[start of SOURCE]

# Lab 10 -- Decision Trees for Regression

Compared to last week, this is a very simple lab <span style="font-size:20pt;">😃</span> You'll have fun programming!

You will implement the **Classification and Regression Tree (CART)** algorithm from scratch.

The lab is broken down into the following pieces:

* Regression Criterion
* Creating Splits
* Buiding a Tree
* Making a prediction

## Exercise 1 -- Download and load the dataset

We will be using the usual Boston Housing dataset, which is available to download from ECLASS

* Download the file
* Read it and separate the target variable from the features.
* Make a 80/10/10 train/validation/test split

In [145]:
import pandas as pd
import numpy as np
from sklearn.model_selection import train_test_split
from sklearn.metrics import mean_squared_error

The target variable will be as usual `MEDV`. Use the rest as features.

In [146]:
# Step 1: Load the dataset
data = pd.read_csv('bostonhousing.csv')

# Step 2: Separate the target variable from the features
X = data.drop(columns='medv')
y = data['medv']

# Step 3: Make an 80/10/10 train/validation/test split
# First, split into 80% train and 20% temp (validation + test)
X_train, X_temp, y_train, y_temp = train_test_split(X, y, test_size=0.2, random_state=42)

# Now split the 20% temp into 50% validation and 50% test (i.e., 10% of the original data each)
X_val, X_test, y_val, y_test = train_test_split(X_temp, y_temp, test_size=0.5, random_state=42)

# Display the shapes of the resulting datasets
print(f"Train set: {X_train.shape}, {y_train.shape}")
print(f"Validation set: {X_val.shape}, {y_val.shape}")
print(f"Test set: {X_test.shape}, {y_test.shape}")

Train set: (404, 13), (404,)
Validation set: (51, 13), (51,)
Test set: (51, 13), (51,)


## Exercise 2 -- Optimization Criterion

For regression, a simple criterion to optimize is to minimize the sum of squared errors for a given region. This is, for all datapoints in a region with size, we minimize:

$$\sum_{i=1}^N(y_i - \hat{y})^2$$

where $N$ is the number of datapoits in the region and $\hat{y}$ is the mean value of the region for the target variable. 

Implement such a function using the description below.

Please, don't use an existing implementation, refer to the [book](https://www.statlearning.com/s/ISLRSeventhPrinting.pdf), and if you need help, ask questions!

In [147]:
def regression_criterion(region):
    """
    Implements the sum of squared error criterion in a region
    
    Parameters
    ----------
    region : ndarray
        Array of shape (N,) containing the values of the target values 
        for N datapoints in the training set.
    
    Returns
    -------
    float
        The sum of squared error
        
    Note
    ----
    The error for an empty region should be infinity (use: float("inf"))

[end of SOURCE]

*WRITTEN TASKS*:
A. In the decision tree lab, rewrite the stretch from "y = data['medv']" through "y_temp, test_size=0.5, random_state=42)", swapping "random_state" for "seed" each time it appears.
B. Copy the records from their start through the line that contains "data-line [61,575,485,720]", including that line.

[start of RECORDS]

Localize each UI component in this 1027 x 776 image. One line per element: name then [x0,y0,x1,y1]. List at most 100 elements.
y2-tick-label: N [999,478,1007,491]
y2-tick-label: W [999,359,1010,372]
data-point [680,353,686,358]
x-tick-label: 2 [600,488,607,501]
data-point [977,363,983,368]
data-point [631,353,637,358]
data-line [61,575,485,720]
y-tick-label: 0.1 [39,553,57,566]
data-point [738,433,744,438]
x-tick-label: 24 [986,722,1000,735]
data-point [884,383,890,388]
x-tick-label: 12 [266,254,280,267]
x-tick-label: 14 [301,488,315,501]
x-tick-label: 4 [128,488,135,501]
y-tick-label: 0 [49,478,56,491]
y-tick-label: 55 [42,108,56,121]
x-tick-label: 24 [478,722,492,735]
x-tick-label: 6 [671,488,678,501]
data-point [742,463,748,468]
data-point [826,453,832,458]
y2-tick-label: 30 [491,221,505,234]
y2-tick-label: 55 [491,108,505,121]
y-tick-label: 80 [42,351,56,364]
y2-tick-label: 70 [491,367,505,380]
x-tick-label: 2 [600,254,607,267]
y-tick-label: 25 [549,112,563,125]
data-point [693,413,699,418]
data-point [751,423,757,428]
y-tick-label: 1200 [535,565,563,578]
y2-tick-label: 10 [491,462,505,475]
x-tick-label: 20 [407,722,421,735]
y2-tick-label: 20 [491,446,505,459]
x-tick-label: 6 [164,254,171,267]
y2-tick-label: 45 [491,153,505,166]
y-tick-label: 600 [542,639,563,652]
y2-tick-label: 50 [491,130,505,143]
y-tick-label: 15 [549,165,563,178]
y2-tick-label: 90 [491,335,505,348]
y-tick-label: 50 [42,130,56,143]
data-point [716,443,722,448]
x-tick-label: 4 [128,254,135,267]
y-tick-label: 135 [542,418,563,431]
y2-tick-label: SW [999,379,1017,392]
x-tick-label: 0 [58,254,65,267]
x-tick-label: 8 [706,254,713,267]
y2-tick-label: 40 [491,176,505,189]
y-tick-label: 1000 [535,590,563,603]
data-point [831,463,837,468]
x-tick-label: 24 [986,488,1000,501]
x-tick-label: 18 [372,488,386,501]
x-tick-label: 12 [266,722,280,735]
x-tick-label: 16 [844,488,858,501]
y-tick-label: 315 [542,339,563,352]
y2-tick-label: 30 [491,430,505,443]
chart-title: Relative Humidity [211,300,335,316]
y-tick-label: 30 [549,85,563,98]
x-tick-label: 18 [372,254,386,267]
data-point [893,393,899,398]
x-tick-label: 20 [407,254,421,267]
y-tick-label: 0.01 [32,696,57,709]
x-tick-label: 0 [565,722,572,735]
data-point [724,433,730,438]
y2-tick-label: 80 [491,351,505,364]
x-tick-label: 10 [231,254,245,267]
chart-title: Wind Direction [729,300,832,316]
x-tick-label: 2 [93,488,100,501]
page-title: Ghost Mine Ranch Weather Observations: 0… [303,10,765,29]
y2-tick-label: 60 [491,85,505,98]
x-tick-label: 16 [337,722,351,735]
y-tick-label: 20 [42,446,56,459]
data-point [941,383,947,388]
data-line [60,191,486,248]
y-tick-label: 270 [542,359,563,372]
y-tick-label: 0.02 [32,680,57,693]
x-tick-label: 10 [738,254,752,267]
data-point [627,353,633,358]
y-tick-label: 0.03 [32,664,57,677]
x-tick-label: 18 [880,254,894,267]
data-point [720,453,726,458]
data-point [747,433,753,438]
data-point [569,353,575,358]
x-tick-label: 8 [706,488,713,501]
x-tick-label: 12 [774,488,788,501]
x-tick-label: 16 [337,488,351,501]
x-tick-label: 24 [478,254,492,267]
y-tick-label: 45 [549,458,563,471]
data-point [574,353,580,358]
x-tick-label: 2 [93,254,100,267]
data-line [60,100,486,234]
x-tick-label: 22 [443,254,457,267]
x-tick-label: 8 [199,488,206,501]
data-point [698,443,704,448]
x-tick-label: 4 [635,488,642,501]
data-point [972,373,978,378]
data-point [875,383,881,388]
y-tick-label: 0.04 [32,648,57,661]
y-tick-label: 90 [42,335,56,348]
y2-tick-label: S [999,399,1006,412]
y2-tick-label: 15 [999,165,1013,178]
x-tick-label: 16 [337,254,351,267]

[end of RECORDS]

*EXPECTED OUTPUTS*:
A.
y = data['medv']

# Step 3: Make an 80/10/10 train/validation/test split
# First, split into 80% train and 20% temp (validation + test)
X_train, X_temp, y_train, y_temp = train_test_split(X, y, test_size=0.2, seed=42)

# Now split the 20% temp into 50% validation and 50% test (i.e., 10% of the original data each)
X_val, X_test, y_val, y_test = train_test_split(X_temp, y_temp, test_size=0.5, seed=42)

B.
Localize each UI component in this 1027 x 776 image. One line per element: name then [x0,y0,x1,y1]. List at most 100 elements.
y2-tick-label: N [999,478,1007,491]
y2-tick-label: W [999,359,1010,372]
data-point [680,353,686,358]
x-tick-label: 2 [600,488,607,501]
data-point [977,363,983,368]
data-point [631,353,637,358]
data-line [61,575,485,720]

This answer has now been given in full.